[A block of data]
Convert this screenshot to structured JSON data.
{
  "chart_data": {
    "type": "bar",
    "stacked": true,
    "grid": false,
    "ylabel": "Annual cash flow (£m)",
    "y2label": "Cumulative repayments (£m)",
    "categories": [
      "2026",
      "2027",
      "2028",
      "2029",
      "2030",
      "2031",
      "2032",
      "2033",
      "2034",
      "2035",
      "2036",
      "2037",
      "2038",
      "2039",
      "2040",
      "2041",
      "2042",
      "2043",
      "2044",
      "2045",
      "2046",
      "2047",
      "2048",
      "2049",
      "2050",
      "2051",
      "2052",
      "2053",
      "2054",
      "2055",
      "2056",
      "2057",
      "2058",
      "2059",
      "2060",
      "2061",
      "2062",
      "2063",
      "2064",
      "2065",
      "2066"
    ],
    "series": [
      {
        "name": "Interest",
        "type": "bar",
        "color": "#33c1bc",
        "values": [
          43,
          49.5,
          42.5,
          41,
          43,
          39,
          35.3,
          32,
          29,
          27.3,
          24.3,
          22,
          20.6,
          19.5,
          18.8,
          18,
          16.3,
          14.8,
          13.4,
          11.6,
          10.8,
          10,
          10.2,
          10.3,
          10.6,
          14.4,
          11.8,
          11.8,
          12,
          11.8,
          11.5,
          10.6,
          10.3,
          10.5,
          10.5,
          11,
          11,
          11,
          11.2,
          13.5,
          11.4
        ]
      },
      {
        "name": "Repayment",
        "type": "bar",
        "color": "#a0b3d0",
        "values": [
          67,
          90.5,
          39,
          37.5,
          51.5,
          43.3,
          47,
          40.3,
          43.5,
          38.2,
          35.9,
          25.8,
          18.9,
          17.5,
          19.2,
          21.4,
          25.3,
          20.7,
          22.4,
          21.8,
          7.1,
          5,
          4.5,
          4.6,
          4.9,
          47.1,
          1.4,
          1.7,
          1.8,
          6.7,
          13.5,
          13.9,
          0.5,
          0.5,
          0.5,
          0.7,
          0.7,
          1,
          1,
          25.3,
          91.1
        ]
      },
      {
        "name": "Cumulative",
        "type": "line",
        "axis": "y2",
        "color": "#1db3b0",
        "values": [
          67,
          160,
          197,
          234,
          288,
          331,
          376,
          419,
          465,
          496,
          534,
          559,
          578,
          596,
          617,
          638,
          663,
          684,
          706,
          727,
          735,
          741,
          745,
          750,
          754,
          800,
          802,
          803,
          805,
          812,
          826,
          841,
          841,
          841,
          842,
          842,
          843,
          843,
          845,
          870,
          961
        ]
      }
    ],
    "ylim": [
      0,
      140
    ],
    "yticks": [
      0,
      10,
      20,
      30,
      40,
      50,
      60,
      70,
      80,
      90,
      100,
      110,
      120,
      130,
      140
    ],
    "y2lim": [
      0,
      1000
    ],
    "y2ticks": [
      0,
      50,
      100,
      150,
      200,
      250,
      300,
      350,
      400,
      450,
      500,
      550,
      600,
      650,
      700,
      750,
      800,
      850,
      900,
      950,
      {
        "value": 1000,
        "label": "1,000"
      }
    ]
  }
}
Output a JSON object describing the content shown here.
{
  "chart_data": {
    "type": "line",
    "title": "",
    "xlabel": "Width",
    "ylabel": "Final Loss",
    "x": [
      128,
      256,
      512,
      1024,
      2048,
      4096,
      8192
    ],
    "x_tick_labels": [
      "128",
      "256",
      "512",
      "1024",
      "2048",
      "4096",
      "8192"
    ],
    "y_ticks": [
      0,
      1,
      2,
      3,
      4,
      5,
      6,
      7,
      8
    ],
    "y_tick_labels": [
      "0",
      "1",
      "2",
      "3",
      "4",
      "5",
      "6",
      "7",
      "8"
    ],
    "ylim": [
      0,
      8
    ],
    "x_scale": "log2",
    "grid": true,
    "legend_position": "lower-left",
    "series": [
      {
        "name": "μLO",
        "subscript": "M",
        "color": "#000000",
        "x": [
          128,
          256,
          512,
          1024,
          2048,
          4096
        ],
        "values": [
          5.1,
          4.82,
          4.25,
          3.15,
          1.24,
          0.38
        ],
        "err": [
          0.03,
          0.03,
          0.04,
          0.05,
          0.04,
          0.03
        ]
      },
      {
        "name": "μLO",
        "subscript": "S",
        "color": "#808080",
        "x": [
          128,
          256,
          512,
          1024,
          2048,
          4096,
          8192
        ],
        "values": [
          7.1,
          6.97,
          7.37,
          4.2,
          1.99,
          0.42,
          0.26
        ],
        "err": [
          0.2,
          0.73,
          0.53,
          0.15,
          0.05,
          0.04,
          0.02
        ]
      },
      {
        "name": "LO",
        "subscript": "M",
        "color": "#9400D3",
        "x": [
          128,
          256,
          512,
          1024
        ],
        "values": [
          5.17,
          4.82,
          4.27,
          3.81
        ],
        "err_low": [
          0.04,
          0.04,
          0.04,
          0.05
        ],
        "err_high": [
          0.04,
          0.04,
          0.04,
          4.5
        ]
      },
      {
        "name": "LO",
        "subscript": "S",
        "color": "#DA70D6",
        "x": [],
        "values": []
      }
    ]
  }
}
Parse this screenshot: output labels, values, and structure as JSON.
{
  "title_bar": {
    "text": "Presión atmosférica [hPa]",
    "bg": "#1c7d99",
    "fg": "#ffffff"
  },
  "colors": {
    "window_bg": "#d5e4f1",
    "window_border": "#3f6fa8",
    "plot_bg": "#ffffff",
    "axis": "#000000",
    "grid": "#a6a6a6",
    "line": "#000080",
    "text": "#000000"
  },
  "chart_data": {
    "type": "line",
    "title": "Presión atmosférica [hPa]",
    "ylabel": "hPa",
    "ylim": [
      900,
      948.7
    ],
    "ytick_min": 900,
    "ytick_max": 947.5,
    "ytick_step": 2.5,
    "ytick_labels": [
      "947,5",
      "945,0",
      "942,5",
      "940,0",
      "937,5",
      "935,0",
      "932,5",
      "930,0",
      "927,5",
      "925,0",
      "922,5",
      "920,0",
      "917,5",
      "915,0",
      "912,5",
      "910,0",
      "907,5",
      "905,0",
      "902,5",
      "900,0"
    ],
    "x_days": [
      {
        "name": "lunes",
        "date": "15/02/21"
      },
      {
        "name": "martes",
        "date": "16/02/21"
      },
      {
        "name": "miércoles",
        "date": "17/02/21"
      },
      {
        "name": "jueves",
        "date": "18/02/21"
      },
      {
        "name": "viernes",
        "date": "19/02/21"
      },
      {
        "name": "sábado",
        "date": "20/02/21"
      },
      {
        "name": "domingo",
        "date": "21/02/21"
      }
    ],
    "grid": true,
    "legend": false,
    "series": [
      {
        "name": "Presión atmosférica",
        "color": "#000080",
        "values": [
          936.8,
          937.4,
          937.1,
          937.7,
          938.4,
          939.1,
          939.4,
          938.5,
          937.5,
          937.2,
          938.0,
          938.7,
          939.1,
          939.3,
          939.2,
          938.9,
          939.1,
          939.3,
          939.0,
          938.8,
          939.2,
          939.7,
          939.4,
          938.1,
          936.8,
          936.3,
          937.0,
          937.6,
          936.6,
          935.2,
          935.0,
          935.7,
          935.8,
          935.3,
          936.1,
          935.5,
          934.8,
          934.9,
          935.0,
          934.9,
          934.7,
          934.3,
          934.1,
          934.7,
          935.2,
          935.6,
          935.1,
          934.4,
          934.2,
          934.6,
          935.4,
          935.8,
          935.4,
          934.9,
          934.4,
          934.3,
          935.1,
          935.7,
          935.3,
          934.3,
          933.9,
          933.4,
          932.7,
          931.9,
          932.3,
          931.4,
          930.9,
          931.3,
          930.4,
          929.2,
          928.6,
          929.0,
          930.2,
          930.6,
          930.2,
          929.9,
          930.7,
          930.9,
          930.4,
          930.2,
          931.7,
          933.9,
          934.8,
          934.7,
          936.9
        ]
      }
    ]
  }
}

Goal => Your task is to gather every line with the word "JSON" and copy it.

Worked solution =>
Convert this screenshot to structured JSON data.
Output a JSON object describing the content shown here.
Parse this screenshot: output labels, values, and structure as JSON.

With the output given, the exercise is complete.